Dataset items:
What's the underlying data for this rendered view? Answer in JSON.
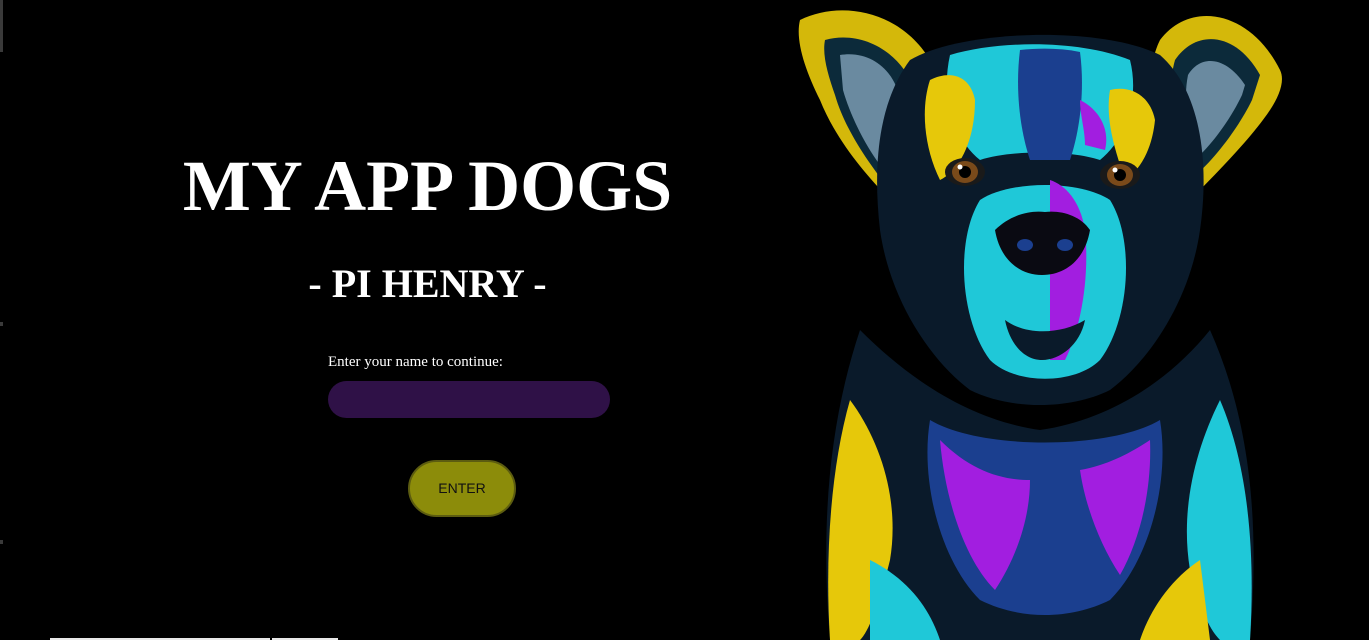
{
  "header": {
    "title": "MY APP DOGS",
    "subtitle": "- PI HENRY -"
  },
  "form": {
    "label": "Enter your name to continue:",
    "name_value": "",
    "name_placeholder": "",
    "enter_label": "ENTER"
  },
  "illustration": {
    "subject": "dog-portrait",
    "colors": {
      "yellow": "#e6c80a",
      "cyan": "#1fc8d8",
      "purple": "#a21ee0",
      "blue": "#1b3f8f",
      "brown_eye": "#7a4a1a"
    }
  },
  "colors": {
    "background": "#000000",
    "text": "#ffffff",
    "input_background": "#2f1147",
    "button_background": "#8c8c0a"
  }
}
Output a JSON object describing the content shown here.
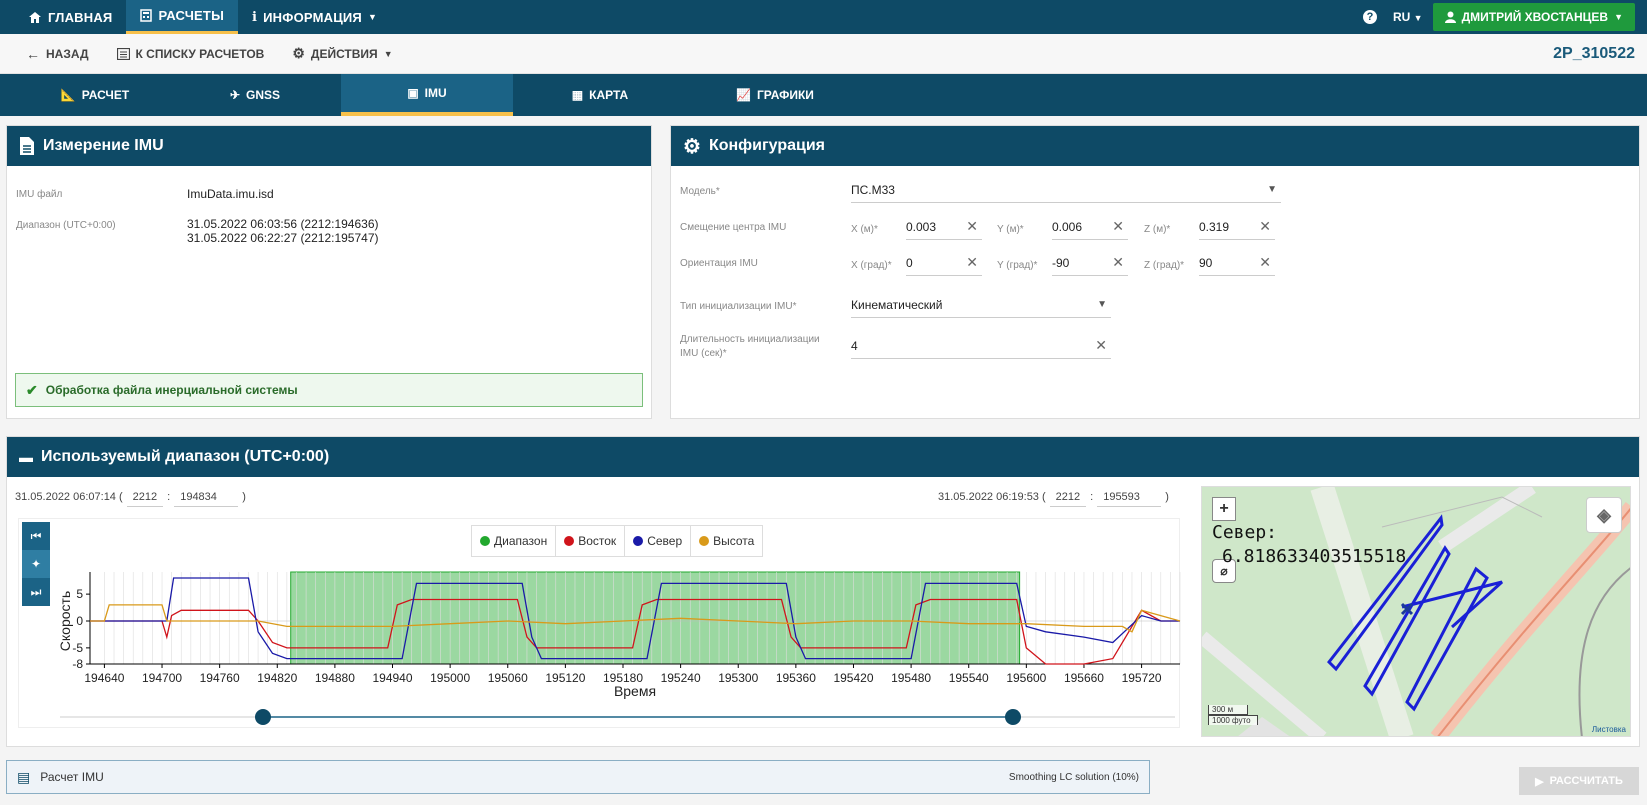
{
  "topnav": {
    "home_label": "ГЛАВНАЯ",
    "calc_label": "РАСЧЕТЫ",
    "info_label": "ИНФОРМАЦИЯ",
    "lang": "RU",
    "user": "ДМИТРИЙ ХВОСТАНЦЕВ"
  },
  "actions": {
    "back": "НАЗАД",
    "to_list": "К СПИСКУ РАСЧЕТОВ",
    "actions": "ДЕЙСТВИЯ",
    "code": "2P_310522"
  },
  "tabs": [
    {
      "label": "РАСЧЕТ"
    },
    {
      "label": "GNSS"
    },
    {
      "label": "IMU"
    },
    {
      "label": "КАРТА"
    },
    {
      "label": "ГРАФИКИ"
    }
  ],
  "imu_panel": {
    "title": "Измерение IMU",
    "file_label": "IMU файл",
    "file_value": "ImuData.imu.isd",
    "range_label": "Диапазон (UTC+0:00)",
    "range_start": "31.05.2022 06:03:56 (2212:194636)",
    "range_end": "31.05.2022 06:22:27 (2212:195747)",
    "success": "Обработка файла инерциальной системы"
  },
  "config_panel": {
    "title": "Конфигурация",
    "model_label": "Модель*",
    "model_value": "ПС.М33",
    "offset_label": "Смещение центра IMU",
    "offset_x_label": "X (м)*",
    "offset_x": "0.003",
    "offset_y_label": "Y (м)*",
    "offset_y": "0.006",
    "offset_z_label": "Z (м)*",
    "offset_z": "0.319",
    "orient_label": "Ориентация IMU",
    "orient_x_label": "X (град)*",
    "orient_x": "0",
    "orient_y_label": "Y (град)*",
    "orient_y": "-90",
    "orient_z_label": "Z (град)*",
    "orient_z": "90",
    "init_type_label": "Тип инициализации IMU*",
    "init_type_value": "Кинематический",
    "init_dur_label_1": "Длительность инициализации",
    "init_dur_label_2": "IMU (сек)*",
    "init_dur_value": "4"
  },
  "range_panel": {
    "title": "Используемый диапазон (UTC+0:00)",
    "start_time": "31.05.2022 06:07:14 (",
    "start_week": "2212",
    "start_sep": ":",
    "start_sec": "194834",
    "start_close": ")",
    "end_time": "31.05.2022 06:19:53 (",
    "end_week": "2212",
    "end_sep": ":",
    "end_sec": "195593",
    "end_close": ")"
  },
  "chart_data": {
    "type": "line",
    "xlabel": "Время",
    "ylabel": "Скорость",
    "xlim": [
      194625,
      195760
    ],
    "ylim": [
      -8,
      8
    ],
    "x_ticks": [
      194640,
      194700,
      194760,
      194820,
      194880,
      194940,
      195000,
      195060,
      195120,
      195180,
      195240,
      195300,
      195360,
      195420,
      195480,
      195540,
      195600,
      195660,
      195720
    ],
    "y_ticks": [
      -8,
      -5,
      0,
      5
    ],
    "legend": [
      "Диапазон",
      "Восток",
      "Север",
      "Высота"
    ],
    "range": [
      194834,
      195593
    ],
    "colors": {
      "range": "#22a82e",
      "east": "#d0141b",
      "north": "#1a1aa8",
      "height": "#d99a1a"
    },
    "series": [
      {
        "name": "Восток",
        "x": [
          194625,
          194700,
          194705,
          194710,
          194720,
          194730,
          194740,
          194790,
          194800,
          194815,
          194830,
          194845,
          194935,
          194945,
          194960,
          195070,
          195080,
          195090,
          195190,
          195200,
          195215,
          195345,
          195355,
          195365,
          195475,
          195485,
          195500,
          195590,
          195600,
          195620,
          195660,
          195690,
          195720,
          195740,
          195760
        ],
        "values": [
          0,
          0,
          -3,
          1,
          2,
          2,
          2,
          2,
          0,
          -4,
          -5,
          -5,
          -5,
          3,
          4,
          4,
          -3,
          -5,
          -5,
          3,
          4,
          4,
          -3,
          -5,
          -5,
          3,
          4,
          4,
          -5,
          -8,
          -8,
          -7,
          2,
          0,
          0
        ]
      },
      {
        "name": "Север",
        "x": [
          194625,
          194700,
          194705,
          194712,
          194720,
          194730,
          194790,
          194800,
          194815,
          194830,
          194950,
          194965,
          195075,
          195085,
          195095,
          195205,
          195220,
          195350,
          195360,
          195370,
          195480,
          195495,
          195590,
          195600,
          195620,
          195660,
          195690,
          195720,
          195740,
          195760
        ],
        "values": [
          0,
          0,
          0,
          8,
          8,
          8,
          8,
          -2,
          -6,
          -7,
          -7,
          7,
          7,
          -3,
          -7,
          -7,
          7,
          7,
          -3,
          -7,
          -7,
          7,
          7,
          -1,
          -2,
          -3,
          -4,
          1,
          0,
          0
        ]
      },
      {
        "name": "Высота",
        "x": [
          194625,
          194640,
          194645,
          194660,
          194680,
          194700,
          194705,
          194800,
          194830,
          194940,
          195000,
          195060,
          195120,
          195180,
          195240,
          195300,
          195360,
          195420,
          195480,
          195540,
          195600,
          195660,
          195700,
          195710,
          195720,
          195760
        ],
        "values": [
          0,
          0,
          3,
          3,
          3,
          3,
          0,
          0,
          -1,
          -1,
          -0.5,
          0,
          -0.5,
          0,
          0.5,
          0,
          -0.5,
          0,
          0,
          -0.5,
          -0.5,
          -1,
          -1,
          -2,
          2,
          0
        ]
      }
    ]
  },
  "map": {
    "coord_label": "Север:",
    "coord_value": "6.818633403515518",
    "scale_m": "300 м",
    "scale_ft": "1000 футо",
    "attribution": "Листовка"
  },
  "bottom": {
    "label": "Расчет IMU",
    "status": "Smoothing LC solution (10%)",
    "calc_button": "РАССЧИТАТЬ"
  }
}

### [DIRECTION]
Copy out the entries verbatim and leave the images out.

### [RESPONSE TO THIS EXERCISE]
What's the underlying data for this rendered view? Answer in JSON.
{
  "header": {
    "title": "MY APP DOGS",
    "subtitle": "- PI HENRY -"
  },
  "form": {
    "label": "Enter your name to continue:",
    "name_value": "",
    "name_placeholder": "",
    "enter_label": "ENTER"
  },
  "illustration": {
    "subject": "dog-portrait",
    "colors": {
      "yellow": "#e6c80a",
      "cyan": "#1fc8d8",
      "purple": "#a21ee0",
      "blue": "#1b3f8f",
      "brown_eye": "#7a4a1a"
    }
  },
  "colors": {
    "background": "#000000",
    "text": "#ffffff",
    "input_background": "#2f1147",
    "button_background": "#8c8c0a"
  }
}
Output a JSON object describing the content shown here.
{
  "topnav": {
    "home_label": "ГЛАВНАЯ",
    "calc_label": "РАСЧЕТЫ",
    "info_label": "ИНФОРМАЦИЯ",
    "lang": "RU",
    "user": "ДМИТРИЙ ХВОСТАНЦЕВ"
  },
  "actions": {
    "back": "НАЗАД",
    "to_list": "К СПИСКУ РАСЧЕТОВ",
    "actions": "ДЕЙСТВИЯ",
    "code": "2P_310522"
  },
  "tabs": [
    {
      "label": "РАСЧЕТ"
    },
    {
      "label": "GNSS"
    },
    {
      "label": "IMU"
    },
    {
      "label": "КАРТА"
    },
    {
      "label": "ГРАФИКИ"
    }
  ],
  "imu_panel": {
    "title": "Измерение IMU",
    "file_label": "IMU файл",
    "file_value": "ImuData.imu.isd",
    "range_label": "Диапазон (UTC+0:00)",
    "range_start": "31.05.2022 06:03:56 (2212:194636)",
    "range_end": "31.05.2022 06:22:27 (2212:195747)",
    "success": "Обработка файла инерциальной системы"
  },
  "config_panel": {
    "title": "Конфигурация",
    "model_label": "Модель*",
    "model_value": "ПС.М33",
    "offset_label": "Смещение центра IMU",
    "offset_x_label": "X (м)*",
    "offset_x": "0.003",
    "offset_y_label": "Y (м)*",
    "offset_y": "0.006",
    "offset_z_label": "Z (м)*",
    "offset_z": "0.319",
    "orient_label": "Ориентация IMU",
    "orient_x_label": "X (град)*",
    "orient_x": "0",
    "orient_y_label": "Y (град)*",
    "orient_y": "-90",
    "orient_z_label": "Z (град)*",
    "orient_z": "90",
    "init_type_label": "Тип инициализации IMU*",
    "init_type_value": "Кинематический",
    "init_dur_label_1": "Длительность инициализации",
    "init_dur_label_2": "IMU (сек)*",
    "init_dur_value": "4"
  },
  "range_panel": {
    "title": "Используемый диапазон (UTC+0:00)",
    "start_time": "31.05.2022 06:07:14 (",
    "start_week": "2212",
    "start_sep": ":",
    "start_sec": "194834",
    "start_close": ")",
    "end_time": "31.05.2022 06:19:53 (",
    "end_week": "2212",
    "end_sep": ":",
    "end_sec": "195593",
    "end_close": ")"
  },
  "chart_data": {
    "type": "line",
    "xlabel": "Время",
    "ylabel": "Скорость",
    "xlim": [
      194625,
      195760
    ],
    "ylim": [
      -8,
      8
    ],
    "x_ticks": [
      194640,
      194700,
      194760,
      194820,
      194880,
      194940,
      195000,
      195060,
      195120,
      195180,
      195240,
      195300,
      195360,
      195420,
      195480,
      195540,
      195600,
      195660,
      195720
    ],
    "y_ticks": [
      -8,
      -5,
      0,
      5
    ],
    "legend": [
      "Диапазон",
      "Восток",
      "Север",
      "Высота"
    ],
    "range": [
      194834,
      195593
    ],
    "colors": {
      "range": "#22a82e",
      "east": "#d0141b",
      "north": "#1a1aa8",
      "height": "#d99a1a"
    },
    "series": [
      {
        "name": "Восток",
        "x": [
          194625,
          194700,
          194705,
          194710,
          194720,
          194730,
          194740,
          194790,
          194800,
          194815,
          194830,
          194845,
          194935,
          194945,
          194960,
          195070,
          195080,
          195090,
          195190,
          195200,
          195215,
          195345,
          195355,
          195365,
          195475,
          195485,
          195500,
          195590,
          195600,
          195620,
          195660,
          195690,
          195720,
          195740,
          195760
        ],
        "values": [
          0,
          0,
          -3,
          1,
          2,
          2,
          2,
          2,
          0,
          -4,
          -5,
          -5,
          -5,
          3,
          4,
          4,
          -3,
          -5,
          -5,
          3,
          4,
          4,
          -3,
          -5,
          -5,
          3,
          4,
          4,
          -5,
          -8,
          -8,
          -7,
          2,
          0,
          0
        ]
      },
      {
        "name": "Север",
        "x": [
          194625,
          194700,
          194705,
          194712,
          194720,
          194730,
          194790,
          194800,
          194815,
          194830,
          194950,
          194965,
          195075,
          195085,
          195095,
          195205,
          195220,
          195350,
          195360,
          195370,
          195480,
          195495,
          195590,
          195600,
          195620,
          195660,
          195690,
          195720,
          195740,
          195760
        ],
        "values": [
          0,
          0,
          0,
          8,
          8,
          8,
          8,
          -2,
          -6,
          -7,
          -7,
          7,
          7,
          -3,
          -7,
          -7,
          7,
          7,
          -3,
          -7,
          -7,
          7,
          7,
          -1,
          -2,
          -3,
          -4,
          1,
          0,
          0
        ]
      },
      {
        "name": "Высота",
        "x": [
          194625,
          194640,
          194645,
          194660,
          194680,
          194700,
          194705,
          194800,
          194830,
          194940,
          195000,
          195060,
          195120,
          195180,
          195240,
          195300,
          195360,
          195420,
          195480,
          195540,
          195600,
          195660,
          195700,
          195710,
          195720,
          195760
        ],
        "values": [
          0,
          0,
          3,
          3,
          3,
          3,
          0,
          0,
          -1,
          -1,
          -0.5,
          0,
          -0.5,
          0,
          0.5,
          0,
          -0.5,
          0,
          0,
          -0.5,
          -0.5,
          -1,
          -1,
          -2,
          2,
          0
        ]
      }
    ]
  },
  "map": {
    "coord_label": "Север:",
    "coord_value": "6.818633403515518",
    "scale_m": "300 м",
    "scale_ft": "1000 футо",
    "attribution": "Листовка"
  },
  "bottom": {
    "label": "Расчет IMU",
    "status": "Smoothing LC solution (10%)",
    "calc_button": "РАССЧИТАТЬ"
  }
}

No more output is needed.